• Aim
Search the listing below for "speciaux". Copy each matching line.

[Data tied to figure images]
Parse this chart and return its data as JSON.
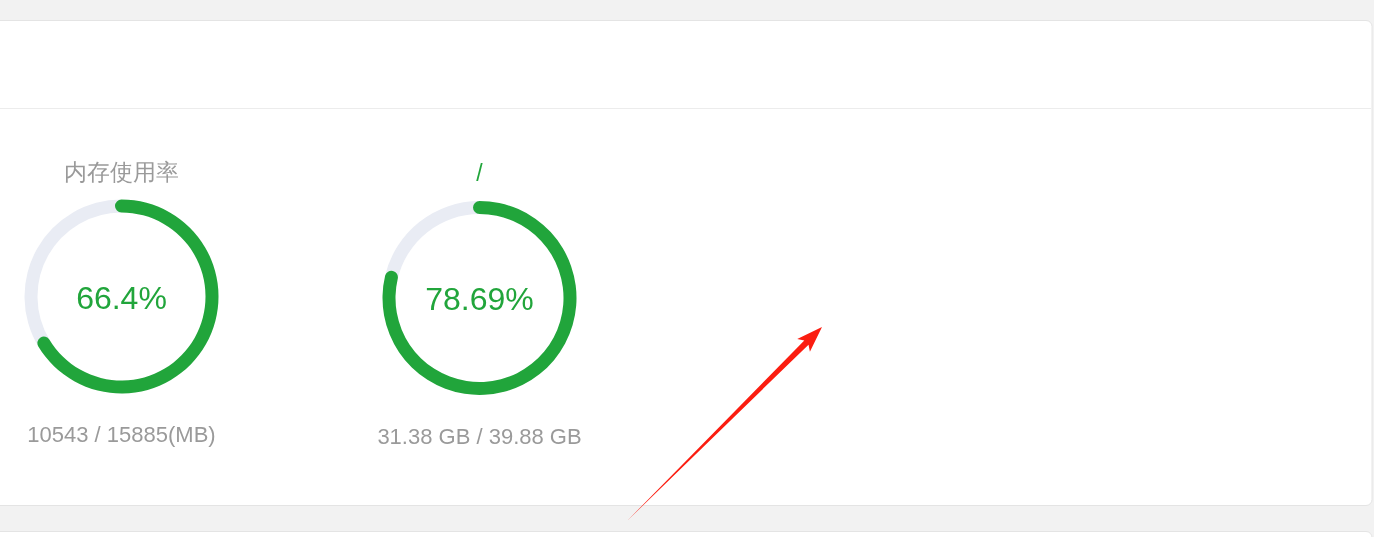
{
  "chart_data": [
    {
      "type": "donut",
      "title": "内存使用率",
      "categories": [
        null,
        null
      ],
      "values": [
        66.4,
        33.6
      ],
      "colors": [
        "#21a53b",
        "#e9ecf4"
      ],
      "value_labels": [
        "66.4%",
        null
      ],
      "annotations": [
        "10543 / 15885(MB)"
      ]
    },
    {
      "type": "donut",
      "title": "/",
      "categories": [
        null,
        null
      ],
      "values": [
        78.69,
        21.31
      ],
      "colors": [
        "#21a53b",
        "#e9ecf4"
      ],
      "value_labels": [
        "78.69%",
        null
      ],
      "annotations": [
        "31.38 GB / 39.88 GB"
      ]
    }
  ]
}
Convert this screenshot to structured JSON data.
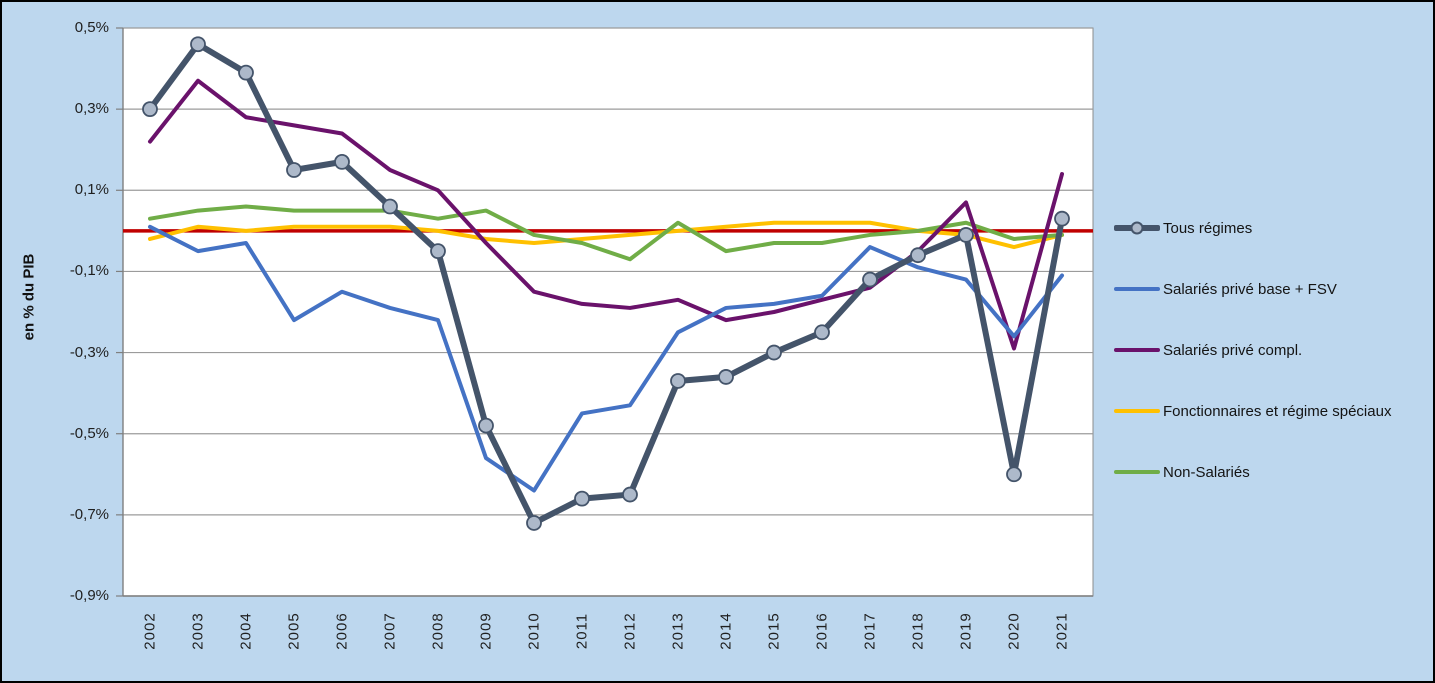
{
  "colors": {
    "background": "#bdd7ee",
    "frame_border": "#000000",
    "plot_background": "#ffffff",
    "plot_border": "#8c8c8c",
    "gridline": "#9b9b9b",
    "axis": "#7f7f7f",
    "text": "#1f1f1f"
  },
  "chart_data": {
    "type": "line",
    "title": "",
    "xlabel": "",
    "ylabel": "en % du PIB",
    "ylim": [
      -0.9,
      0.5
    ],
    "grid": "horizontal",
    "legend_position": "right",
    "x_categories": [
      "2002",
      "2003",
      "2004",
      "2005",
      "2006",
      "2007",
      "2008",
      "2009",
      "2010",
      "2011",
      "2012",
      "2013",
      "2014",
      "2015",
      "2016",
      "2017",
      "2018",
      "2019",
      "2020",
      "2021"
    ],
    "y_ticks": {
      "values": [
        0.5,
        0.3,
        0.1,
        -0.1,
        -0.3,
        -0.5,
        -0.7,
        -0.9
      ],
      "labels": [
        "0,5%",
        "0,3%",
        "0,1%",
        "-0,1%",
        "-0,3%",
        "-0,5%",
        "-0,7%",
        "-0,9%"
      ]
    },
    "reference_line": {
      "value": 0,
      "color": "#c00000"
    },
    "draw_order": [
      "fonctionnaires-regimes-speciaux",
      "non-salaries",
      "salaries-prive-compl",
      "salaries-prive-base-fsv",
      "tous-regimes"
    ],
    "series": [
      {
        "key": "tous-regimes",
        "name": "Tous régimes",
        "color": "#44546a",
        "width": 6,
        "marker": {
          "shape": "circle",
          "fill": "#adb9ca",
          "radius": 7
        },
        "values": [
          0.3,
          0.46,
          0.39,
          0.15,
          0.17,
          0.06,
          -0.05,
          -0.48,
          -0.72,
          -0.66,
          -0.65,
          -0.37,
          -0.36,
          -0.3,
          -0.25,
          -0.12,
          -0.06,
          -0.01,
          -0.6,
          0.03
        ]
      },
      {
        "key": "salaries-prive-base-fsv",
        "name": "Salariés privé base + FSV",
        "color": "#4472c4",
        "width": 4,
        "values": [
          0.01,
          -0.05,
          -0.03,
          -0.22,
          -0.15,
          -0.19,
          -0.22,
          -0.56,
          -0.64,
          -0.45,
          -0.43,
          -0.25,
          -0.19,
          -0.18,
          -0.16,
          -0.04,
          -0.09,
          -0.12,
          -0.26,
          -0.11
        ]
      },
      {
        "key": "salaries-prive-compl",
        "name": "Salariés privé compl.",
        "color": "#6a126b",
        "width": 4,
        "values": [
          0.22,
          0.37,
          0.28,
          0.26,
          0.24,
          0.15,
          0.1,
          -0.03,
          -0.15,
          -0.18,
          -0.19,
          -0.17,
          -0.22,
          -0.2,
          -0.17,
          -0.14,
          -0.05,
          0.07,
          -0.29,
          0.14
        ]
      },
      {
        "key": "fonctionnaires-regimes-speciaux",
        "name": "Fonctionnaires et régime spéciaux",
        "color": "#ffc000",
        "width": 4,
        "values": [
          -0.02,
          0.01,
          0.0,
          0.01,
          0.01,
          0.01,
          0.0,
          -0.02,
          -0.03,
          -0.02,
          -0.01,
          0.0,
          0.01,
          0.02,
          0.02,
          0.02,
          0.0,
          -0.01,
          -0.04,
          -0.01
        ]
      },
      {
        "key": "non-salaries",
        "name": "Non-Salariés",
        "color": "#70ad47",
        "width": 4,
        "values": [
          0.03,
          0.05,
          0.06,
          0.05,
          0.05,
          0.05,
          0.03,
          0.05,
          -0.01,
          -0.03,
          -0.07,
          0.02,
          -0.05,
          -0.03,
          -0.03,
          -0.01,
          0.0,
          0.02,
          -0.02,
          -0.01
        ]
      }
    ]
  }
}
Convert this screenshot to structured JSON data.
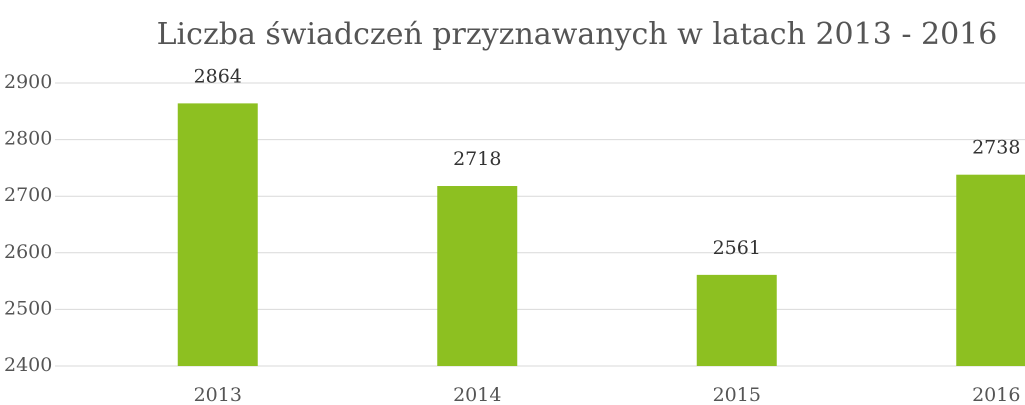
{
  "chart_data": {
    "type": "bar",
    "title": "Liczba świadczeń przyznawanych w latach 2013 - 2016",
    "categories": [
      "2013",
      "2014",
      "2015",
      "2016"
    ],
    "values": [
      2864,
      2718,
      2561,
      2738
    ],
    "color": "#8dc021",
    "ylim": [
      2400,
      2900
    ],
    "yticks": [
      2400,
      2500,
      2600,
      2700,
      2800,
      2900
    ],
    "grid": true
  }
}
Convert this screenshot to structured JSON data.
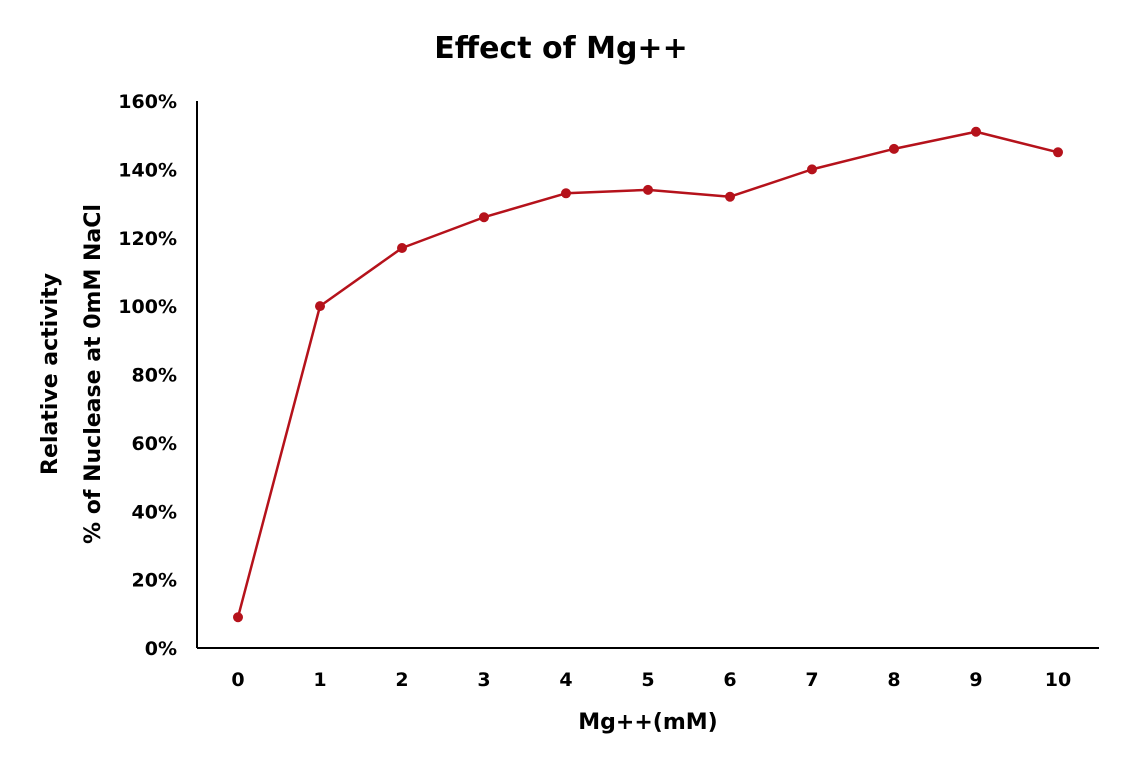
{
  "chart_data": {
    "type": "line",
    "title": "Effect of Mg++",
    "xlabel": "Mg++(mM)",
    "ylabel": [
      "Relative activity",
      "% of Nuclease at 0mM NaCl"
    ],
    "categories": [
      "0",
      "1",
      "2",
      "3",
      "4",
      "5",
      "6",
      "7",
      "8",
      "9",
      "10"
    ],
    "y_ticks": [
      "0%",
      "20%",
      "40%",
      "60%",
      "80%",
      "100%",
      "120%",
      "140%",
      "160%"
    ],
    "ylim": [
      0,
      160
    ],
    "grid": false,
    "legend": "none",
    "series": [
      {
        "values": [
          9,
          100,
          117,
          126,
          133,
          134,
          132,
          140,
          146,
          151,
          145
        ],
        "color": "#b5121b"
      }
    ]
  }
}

• The result
      "fonctionnaires-regimes-speciaux",
        "key": "fonctionnaires-regimes-speciaux",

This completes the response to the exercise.